++++ Data in this exercise
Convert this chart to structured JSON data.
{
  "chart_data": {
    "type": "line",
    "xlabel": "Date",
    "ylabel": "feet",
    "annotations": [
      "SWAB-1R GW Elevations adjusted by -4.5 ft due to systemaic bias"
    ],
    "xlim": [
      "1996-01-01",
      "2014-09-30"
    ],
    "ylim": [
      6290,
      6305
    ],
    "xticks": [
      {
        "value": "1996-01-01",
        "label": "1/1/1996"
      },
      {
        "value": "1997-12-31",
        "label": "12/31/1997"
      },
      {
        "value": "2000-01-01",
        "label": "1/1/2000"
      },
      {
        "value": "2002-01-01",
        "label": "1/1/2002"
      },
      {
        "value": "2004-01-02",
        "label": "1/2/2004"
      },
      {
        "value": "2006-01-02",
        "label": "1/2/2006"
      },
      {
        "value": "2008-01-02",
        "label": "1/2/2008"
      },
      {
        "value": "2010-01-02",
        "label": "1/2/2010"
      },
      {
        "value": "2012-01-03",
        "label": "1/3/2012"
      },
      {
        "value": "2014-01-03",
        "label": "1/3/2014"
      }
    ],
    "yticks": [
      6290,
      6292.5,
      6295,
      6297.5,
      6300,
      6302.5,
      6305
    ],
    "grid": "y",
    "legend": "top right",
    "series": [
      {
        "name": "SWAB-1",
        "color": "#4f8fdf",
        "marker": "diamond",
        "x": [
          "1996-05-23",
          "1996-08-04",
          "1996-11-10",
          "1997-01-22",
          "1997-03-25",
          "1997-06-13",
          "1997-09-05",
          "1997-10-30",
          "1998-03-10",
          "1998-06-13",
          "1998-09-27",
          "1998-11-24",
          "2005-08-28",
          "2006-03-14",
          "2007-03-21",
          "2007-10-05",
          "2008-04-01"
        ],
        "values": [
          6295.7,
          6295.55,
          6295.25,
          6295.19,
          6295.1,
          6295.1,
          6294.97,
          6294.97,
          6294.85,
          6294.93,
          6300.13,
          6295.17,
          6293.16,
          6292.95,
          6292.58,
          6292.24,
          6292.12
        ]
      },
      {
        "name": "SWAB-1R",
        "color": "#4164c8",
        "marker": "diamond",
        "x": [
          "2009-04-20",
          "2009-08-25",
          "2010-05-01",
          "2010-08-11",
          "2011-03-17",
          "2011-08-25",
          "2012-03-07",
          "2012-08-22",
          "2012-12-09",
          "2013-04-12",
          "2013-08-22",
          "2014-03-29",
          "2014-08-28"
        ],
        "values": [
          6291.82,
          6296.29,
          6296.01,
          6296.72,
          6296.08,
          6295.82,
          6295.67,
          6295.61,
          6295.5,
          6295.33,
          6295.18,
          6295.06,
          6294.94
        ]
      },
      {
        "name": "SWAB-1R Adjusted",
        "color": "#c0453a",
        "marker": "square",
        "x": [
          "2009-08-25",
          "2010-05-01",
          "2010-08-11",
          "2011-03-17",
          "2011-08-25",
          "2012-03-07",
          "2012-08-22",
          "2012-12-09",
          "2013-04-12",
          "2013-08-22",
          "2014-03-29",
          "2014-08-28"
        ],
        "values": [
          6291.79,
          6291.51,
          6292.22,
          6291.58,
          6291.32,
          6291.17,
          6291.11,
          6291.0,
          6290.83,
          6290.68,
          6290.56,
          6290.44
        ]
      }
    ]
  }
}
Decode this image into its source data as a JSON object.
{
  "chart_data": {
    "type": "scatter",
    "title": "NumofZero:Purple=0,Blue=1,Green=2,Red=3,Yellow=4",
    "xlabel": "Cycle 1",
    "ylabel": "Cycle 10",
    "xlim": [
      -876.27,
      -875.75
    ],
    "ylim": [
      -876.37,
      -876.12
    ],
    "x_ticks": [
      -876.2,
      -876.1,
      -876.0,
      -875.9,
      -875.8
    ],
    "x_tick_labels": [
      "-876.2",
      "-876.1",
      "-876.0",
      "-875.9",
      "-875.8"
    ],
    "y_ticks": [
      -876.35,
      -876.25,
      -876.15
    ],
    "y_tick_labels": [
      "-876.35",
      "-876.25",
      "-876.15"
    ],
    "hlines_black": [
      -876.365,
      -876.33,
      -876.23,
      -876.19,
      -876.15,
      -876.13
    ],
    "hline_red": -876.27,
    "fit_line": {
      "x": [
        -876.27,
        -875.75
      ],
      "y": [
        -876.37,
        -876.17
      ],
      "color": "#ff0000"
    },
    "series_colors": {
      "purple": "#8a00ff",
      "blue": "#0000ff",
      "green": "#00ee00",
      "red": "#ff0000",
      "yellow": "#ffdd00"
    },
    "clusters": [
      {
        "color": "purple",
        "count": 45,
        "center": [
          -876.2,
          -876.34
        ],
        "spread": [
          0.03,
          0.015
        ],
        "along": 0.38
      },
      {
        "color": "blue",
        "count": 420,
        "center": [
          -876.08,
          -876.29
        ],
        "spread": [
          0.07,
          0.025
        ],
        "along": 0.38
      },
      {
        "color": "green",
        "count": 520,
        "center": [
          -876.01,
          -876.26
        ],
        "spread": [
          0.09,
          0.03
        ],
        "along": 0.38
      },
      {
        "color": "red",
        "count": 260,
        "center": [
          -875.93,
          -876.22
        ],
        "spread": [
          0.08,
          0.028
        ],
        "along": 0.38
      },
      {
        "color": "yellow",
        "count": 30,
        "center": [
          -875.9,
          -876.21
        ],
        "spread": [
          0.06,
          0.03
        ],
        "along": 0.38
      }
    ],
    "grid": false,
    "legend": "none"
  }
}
++++++++
* Your task
Locate and copy each line in the data above that includes the word "name".

* Expected answer
        "name": "SWAB-1",
        "name": "SWAB-1R",
        "name": "SWAB-1R Adjusted",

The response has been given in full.